╭──
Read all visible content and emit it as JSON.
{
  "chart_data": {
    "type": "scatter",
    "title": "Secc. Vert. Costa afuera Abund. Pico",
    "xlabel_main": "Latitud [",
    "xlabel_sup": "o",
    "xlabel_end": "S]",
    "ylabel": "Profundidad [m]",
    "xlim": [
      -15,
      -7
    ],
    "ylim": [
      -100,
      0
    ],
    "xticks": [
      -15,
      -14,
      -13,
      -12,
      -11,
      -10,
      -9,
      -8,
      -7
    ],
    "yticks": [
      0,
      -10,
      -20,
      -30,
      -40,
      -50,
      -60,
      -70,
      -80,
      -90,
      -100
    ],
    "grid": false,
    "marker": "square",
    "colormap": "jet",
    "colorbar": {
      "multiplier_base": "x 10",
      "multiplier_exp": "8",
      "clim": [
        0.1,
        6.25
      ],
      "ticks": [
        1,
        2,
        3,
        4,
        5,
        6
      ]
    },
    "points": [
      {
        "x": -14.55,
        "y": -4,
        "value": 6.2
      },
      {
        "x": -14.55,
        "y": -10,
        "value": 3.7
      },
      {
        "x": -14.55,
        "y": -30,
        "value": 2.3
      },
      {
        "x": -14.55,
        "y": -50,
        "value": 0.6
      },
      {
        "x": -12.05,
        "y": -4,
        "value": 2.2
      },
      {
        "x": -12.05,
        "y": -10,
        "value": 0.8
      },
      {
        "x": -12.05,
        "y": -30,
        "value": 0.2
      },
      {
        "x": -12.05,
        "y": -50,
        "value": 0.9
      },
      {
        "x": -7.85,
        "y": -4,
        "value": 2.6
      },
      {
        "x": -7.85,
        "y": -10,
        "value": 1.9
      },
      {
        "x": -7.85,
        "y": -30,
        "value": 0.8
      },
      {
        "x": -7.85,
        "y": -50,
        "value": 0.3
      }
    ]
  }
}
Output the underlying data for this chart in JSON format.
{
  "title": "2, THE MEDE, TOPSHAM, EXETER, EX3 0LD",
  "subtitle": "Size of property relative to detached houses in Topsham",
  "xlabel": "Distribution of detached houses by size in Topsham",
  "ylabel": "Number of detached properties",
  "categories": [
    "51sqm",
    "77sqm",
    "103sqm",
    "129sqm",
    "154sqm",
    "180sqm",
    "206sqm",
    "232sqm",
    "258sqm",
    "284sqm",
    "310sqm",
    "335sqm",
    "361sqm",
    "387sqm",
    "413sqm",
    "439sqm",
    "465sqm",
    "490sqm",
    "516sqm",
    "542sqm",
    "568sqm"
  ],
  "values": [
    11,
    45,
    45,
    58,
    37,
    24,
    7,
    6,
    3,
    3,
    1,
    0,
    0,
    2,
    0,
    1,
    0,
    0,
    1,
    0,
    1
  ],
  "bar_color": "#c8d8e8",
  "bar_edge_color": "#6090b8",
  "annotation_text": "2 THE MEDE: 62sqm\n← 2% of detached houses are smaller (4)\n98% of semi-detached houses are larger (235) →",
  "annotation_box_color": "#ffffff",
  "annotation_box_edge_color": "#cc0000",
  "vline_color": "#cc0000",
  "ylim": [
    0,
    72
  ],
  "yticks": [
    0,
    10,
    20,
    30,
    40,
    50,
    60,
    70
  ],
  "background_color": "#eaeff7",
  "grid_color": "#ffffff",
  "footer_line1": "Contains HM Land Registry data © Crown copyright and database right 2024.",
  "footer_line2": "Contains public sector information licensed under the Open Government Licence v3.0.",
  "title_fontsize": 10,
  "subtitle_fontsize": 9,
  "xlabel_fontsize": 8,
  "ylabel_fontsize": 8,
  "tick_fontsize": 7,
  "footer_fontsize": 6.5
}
╰──
What is required
Using the material above, copy every line in which the string "houses" occurs.

Problem solution
  "subtitle": "Size of property relative to detached houses in Topsham",
  "xlabel": "Distribution of detached houses by size in Topsham",
  "annotation_text": "2 THE MEDE: 62sqm\n← 2% of detached houses are smaller (4)\n98% of semi-detached houses are larger (235) →",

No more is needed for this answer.